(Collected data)

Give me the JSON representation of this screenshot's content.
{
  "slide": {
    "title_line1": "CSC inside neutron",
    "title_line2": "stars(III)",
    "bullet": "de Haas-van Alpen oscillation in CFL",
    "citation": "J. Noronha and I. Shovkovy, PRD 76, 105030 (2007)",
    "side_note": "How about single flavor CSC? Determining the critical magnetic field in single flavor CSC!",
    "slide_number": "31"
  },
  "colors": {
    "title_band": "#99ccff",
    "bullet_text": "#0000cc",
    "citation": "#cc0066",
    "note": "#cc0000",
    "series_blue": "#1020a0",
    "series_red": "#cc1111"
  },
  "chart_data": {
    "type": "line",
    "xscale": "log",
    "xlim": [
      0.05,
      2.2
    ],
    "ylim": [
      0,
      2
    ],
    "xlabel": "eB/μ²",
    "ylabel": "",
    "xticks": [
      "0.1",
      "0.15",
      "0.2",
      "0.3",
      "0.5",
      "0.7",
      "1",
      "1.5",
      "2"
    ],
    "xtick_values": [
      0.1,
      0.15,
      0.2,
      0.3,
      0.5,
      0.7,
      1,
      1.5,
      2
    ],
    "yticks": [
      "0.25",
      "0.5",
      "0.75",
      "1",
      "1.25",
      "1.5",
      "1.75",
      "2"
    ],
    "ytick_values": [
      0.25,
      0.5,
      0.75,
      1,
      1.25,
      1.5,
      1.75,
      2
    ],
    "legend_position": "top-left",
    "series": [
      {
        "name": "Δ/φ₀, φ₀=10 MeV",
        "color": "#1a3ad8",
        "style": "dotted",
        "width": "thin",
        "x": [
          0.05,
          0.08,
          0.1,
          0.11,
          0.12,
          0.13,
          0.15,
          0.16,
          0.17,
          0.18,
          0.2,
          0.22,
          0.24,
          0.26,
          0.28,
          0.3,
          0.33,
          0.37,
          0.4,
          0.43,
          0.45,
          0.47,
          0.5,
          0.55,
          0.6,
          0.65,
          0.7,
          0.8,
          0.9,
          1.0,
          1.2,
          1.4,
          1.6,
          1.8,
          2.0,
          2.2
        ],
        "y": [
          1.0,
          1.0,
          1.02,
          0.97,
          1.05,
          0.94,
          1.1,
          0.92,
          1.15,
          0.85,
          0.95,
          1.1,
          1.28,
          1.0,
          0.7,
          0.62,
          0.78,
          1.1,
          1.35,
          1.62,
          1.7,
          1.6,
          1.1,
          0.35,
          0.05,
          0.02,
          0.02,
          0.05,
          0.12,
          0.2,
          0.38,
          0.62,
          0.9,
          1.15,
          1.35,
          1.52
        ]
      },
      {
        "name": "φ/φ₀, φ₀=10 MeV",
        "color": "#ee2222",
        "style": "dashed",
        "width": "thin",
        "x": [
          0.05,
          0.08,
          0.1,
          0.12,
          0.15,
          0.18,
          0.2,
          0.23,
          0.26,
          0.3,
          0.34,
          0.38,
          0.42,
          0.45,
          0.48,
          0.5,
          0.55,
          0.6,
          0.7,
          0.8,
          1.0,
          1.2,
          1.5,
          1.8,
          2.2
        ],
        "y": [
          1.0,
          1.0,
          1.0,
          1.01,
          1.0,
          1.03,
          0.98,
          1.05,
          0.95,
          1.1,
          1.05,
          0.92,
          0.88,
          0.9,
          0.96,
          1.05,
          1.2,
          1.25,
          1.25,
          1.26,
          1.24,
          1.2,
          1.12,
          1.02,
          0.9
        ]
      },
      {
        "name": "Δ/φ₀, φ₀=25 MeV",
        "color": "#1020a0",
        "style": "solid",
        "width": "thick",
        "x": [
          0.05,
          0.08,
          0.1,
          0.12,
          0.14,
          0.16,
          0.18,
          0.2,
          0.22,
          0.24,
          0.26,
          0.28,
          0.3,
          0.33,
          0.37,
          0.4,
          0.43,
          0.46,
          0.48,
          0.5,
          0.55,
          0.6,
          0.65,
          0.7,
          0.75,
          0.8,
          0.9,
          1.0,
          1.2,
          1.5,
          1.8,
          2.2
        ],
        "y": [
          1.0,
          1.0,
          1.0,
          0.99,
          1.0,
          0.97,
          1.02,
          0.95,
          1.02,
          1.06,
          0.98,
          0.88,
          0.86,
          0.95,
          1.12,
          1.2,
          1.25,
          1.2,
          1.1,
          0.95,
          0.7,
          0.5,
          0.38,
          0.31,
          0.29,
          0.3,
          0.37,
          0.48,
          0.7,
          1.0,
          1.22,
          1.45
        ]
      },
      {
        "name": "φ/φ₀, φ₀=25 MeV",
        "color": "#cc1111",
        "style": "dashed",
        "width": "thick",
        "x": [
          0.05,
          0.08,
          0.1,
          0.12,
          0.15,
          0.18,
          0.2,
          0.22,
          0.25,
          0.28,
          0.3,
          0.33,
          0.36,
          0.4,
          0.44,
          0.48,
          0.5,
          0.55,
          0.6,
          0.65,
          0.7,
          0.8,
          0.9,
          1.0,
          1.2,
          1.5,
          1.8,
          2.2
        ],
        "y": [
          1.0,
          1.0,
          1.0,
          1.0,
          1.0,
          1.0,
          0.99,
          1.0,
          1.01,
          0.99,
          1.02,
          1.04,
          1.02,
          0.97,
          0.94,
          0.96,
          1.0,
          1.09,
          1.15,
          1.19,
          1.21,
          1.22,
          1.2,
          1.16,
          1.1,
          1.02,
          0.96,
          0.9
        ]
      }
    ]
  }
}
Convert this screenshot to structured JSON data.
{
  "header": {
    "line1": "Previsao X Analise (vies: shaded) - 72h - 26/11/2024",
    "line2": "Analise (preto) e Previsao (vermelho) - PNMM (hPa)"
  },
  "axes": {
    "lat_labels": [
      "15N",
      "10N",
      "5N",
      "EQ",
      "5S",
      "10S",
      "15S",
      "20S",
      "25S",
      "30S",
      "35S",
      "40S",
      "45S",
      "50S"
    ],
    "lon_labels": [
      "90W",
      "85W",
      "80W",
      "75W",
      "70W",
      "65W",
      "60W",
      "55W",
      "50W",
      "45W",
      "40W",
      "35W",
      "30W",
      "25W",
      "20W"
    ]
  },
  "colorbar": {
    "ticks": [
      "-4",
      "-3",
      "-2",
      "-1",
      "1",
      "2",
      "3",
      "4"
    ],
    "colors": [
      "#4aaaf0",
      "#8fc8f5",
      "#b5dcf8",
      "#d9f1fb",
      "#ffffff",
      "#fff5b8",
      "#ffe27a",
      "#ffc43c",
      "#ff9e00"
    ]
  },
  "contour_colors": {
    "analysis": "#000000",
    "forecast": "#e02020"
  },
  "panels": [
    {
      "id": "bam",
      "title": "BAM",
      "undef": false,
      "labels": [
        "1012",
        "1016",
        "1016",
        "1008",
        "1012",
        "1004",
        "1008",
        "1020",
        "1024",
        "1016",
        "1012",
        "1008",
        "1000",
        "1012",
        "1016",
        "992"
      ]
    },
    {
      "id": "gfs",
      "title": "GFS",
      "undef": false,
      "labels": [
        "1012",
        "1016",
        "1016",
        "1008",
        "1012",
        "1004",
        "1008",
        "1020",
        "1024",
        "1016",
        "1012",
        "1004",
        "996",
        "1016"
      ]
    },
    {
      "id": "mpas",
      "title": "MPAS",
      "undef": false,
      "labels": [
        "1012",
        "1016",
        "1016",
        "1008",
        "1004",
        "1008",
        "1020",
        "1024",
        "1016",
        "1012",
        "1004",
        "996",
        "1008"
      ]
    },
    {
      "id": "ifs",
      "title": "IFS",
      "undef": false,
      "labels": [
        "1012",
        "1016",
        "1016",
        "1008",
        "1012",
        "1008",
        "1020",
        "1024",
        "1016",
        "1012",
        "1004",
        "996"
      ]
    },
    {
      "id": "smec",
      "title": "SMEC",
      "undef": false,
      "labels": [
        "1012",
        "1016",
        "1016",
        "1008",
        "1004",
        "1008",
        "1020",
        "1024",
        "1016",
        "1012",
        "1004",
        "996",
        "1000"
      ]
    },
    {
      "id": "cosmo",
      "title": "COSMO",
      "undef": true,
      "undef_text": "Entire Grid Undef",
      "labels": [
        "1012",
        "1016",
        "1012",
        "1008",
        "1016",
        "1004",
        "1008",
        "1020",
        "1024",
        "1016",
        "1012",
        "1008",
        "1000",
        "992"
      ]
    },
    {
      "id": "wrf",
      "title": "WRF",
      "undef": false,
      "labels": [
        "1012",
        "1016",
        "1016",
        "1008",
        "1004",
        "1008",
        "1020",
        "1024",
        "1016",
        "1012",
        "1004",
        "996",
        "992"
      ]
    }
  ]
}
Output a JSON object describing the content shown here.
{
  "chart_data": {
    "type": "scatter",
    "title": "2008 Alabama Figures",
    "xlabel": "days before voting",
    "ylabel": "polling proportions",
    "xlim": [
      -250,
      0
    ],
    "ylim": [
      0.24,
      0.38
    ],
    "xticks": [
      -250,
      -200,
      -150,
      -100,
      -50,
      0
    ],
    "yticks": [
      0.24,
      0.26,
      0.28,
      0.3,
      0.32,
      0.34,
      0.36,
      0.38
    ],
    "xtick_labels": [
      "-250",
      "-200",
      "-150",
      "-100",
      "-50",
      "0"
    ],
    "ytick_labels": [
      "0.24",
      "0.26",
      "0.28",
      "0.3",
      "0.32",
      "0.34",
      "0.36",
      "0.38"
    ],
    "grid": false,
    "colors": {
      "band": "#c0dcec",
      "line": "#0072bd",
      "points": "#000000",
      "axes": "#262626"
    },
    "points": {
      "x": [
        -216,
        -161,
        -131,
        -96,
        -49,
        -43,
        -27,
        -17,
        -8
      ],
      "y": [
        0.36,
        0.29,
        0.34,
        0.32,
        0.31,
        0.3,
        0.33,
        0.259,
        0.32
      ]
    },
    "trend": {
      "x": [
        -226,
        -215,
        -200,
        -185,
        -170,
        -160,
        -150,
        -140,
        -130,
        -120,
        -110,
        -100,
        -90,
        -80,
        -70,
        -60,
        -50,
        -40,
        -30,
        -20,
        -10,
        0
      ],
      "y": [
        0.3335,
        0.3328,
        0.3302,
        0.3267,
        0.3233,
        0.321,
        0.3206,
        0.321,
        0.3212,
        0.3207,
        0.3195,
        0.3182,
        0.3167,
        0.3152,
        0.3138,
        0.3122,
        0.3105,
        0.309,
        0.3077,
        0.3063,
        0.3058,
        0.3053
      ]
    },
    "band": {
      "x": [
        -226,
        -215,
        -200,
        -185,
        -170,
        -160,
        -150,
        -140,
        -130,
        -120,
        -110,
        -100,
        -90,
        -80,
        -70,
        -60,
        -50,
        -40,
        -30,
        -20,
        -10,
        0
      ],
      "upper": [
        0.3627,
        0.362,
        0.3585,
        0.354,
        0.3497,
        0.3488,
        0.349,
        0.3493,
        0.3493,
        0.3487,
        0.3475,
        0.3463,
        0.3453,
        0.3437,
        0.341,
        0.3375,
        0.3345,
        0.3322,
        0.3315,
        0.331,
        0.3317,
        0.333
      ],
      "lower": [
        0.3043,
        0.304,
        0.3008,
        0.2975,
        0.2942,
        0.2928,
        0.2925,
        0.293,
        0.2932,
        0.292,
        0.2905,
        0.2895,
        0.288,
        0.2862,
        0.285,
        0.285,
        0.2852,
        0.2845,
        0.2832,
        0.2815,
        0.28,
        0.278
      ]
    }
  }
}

- **Your goal**: Locate each line containing the string "screenshot" and show it.

- **Task answer**:
Give me the JSON representation of this screenshot's content.
Convert this screenshot to structured JSON data.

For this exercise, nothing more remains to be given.